##### Records supplied

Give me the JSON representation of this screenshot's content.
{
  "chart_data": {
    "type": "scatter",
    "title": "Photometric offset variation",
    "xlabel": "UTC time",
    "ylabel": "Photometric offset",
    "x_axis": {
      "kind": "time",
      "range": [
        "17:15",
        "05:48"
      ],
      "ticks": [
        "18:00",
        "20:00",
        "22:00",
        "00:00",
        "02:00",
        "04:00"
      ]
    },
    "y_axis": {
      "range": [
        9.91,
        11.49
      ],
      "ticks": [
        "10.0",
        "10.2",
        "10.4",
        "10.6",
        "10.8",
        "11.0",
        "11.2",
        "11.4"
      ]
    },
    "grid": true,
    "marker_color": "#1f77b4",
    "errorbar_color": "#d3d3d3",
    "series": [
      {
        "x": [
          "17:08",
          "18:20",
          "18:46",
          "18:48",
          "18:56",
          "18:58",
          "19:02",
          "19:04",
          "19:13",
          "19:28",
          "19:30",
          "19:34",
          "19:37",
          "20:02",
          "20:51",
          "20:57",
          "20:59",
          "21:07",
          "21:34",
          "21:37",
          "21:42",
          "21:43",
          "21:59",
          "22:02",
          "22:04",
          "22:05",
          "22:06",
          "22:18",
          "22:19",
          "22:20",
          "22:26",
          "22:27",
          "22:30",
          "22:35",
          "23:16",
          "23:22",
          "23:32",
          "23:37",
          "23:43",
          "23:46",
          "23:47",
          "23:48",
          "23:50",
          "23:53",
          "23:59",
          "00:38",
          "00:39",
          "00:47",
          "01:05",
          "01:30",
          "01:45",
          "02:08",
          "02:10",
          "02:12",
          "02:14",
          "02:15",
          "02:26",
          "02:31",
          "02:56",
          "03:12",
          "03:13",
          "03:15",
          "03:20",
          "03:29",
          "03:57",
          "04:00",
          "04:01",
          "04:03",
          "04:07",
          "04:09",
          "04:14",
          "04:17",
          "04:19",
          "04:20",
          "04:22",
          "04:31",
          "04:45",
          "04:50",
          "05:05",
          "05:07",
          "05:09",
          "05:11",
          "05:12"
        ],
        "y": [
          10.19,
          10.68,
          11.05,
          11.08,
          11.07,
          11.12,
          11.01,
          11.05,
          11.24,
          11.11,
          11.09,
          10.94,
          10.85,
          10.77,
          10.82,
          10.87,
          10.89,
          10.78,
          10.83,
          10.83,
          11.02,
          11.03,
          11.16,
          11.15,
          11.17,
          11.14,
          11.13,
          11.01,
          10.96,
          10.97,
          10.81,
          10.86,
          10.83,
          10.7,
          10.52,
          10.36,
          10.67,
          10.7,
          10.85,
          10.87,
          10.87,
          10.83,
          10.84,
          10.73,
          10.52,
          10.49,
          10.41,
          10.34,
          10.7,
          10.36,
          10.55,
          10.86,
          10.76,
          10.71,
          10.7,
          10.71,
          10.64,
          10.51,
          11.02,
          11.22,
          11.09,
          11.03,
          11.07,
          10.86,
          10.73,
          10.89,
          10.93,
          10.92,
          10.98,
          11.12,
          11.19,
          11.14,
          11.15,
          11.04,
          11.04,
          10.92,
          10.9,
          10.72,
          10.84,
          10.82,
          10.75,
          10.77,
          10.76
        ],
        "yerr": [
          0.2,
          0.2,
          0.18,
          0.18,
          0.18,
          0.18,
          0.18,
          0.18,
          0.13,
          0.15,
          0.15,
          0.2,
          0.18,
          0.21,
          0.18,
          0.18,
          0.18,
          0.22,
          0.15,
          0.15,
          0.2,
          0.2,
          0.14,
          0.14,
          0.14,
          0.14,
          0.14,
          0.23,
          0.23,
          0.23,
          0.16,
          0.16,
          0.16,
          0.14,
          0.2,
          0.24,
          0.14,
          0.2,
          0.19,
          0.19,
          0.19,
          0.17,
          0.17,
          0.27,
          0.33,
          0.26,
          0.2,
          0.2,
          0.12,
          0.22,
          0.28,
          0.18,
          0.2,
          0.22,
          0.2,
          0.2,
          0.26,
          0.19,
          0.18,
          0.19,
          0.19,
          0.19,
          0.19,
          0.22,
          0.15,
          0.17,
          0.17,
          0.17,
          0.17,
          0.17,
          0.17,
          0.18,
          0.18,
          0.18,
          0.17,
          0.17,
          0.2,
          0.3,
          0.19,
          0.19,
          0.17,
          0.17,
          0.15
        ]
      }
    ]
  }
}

##########

Brief |
Make an exact copy of every entry.

Written reply |
Give me the JSON representation of this screenshot's content.
{
  "chart_data": {
    "type": "scatter",
    "title": "Photometric offset variation",
    "xlabel": "UTC time",
    "ylabel": "Photometric offset",
    "x_axis": {
      "kind": "time",
      "range": [
        "17:15",
        "05:48"
      ],
      "ticks": [
        "18:00",
        "20:00",
        "22:00",
        "00:00",
        "02:00",
        "04:00"
      ]
    },
    "y_axis": {
      "range": [
        9.91,
        11.49
      ],
      "ticks": [
        "10.0",
        "10.2",
        "10.4",
        "10.6",
        "10.8",
        "11.0",
        "11.2",
        "11.4"
      ]
    },
    "grid": true,
    "marker_color": "#1f77b4",
    "errorbar_color": "#d3d3d3",
    "series": [
      {
        "x": [
          "17:08",
          "18:20",
          "18:46",
          "18:48",
          "18:56",
          "18:58",
          "19:02",
          "19:04",
          "19:13",
          "19:28",
          "19:30",
          "19:34",
          "19:37",
          "20:02",
          "20:51",
          "20:57",
          "20:59",
          "21:07",
          "21:34",
          "21:37",
          "21:42",
          "21:43",
          "21:59",
          "22:02",
          "22:04",
          "22:05",
          "22:06",
          "22:18",
          "22:19",
          "22:20",
          "22:26",
          "22:27",
          "22:30",
          "22:35",
          "23:16",
          "23:22",
          "23:32",
          "23:37",
          "23:43",
          "23:46",
          "23:47",
          "23:48",
          "23:50",
          "23:53",
          "23:59",
          "00:38",
          "00:39",
          "00:47",
          "01:05",
          "01:30",
          "01:45",
          "02:08",
          "02:10",
          "02:12",
          "02:14",
          "02:15",
          "02:26",
          "02:31",
          "02:56",
          "03:12",
          "03:13",
          "03:15",
          "03:20",
          "03:29",
          "03:57",
          "04:00",
          "04:01",
          "04:03",
          "04:07",
          "04:09",
          "04:14",
          "04:17",
          "04:19",
          "04:20",
          "04:22",
          "04:31",
          "04:45",
          "04:50",
          "05:05",
          "05:07",
          "05:09",
          "05:11",
          "05:12"
        ],
        "y": [
          10.19,
          10.68,
          11.05,
          11.08,
          11.07,
          11.12,
          11.01,
          11.05,
          11.24,
          11.11,
          11.09,
          10.94,
          10.85,
          10.77,
          10.82,
          10.87,
          10.89,
          10.78,
          10.83,
          10.83,
          11.02,
          11.03,
          11.16,
          11.15,
          11.17,
          11.14,
          11.13,
          11.01,
          10.96,
          10.97,
          10.81,
          10.86,
          10.83,
          10.7,
          10.52,
          10.36,
          10.67,
          10.7,
          10.85,
          10.87,
          10.87,
          10.83,
          10.84,
          10.73,
          10.52,
          10.49,
          10.41,
          10.34,
          10.7,
          10.36,
          10.55,
          10.86,
          10.76,
          10.71,
          10.7,
          10.71,
          10.64,
          10.51,
          11.02,
          11.22,
          11.09,
          11.03,
          11.07,
          10.86,
          10.73,
          10.89,
          10.93,
          10.92,
          10.98,
          11.12,
          11.19,
          11.14,
          11.15,
          11.04,
          11.04,
          10.92,
          10.9,
          10.72,
          10.84,
          10.82,
          10.75,
          10.77,
          10.76
        ],
        "yerr": [
          0.2,
          0.2,
          0.18,
          0.18,
          0.18,
          0.18,
          0.18,
          0.18,
          0.13,
          0.15,
          0.15,
          0.2,
          0.18,
          0.21,
          0.18,
          0.18,
          0.18,
          0.22,
          0.15,
          0.15,
          0.2,
          0.2,
          0.14,
          0.14,
          0.14,
          0.14,
          0.14,
          0.23,
          0.23,
          0.23,
          0.16,
          0.16,
          0.16,
          0.14,
          0.2,
          0.24,
          0.14,
          0.2,
          0.19,
          0.19,
          0.19,
          0.17,
          0.17,
          0.27,
          0.33,
          0.26,
          0.2,
          0.2,
          0.12,
          0.22,
          0.28,
          0.18,
          0.2,
          0.22,
          0.2,
          0.2,
          0.26,
          0.19,
          0.18,
          0.19,
          0.19,
          0.19,
          0.19,
          0.22,
          0.15,
          0.17,
          0.17,
          0.17,
          0.17,
          0.17,
          0.17,
          0.18,
          0.18,
          0.18,
          0.17,
          0.17,
          0.2,
          0.3,
          0.19,
          0.19,
          0.17,
          0.17,
          0.15
        ]
      }
    ]
  }
}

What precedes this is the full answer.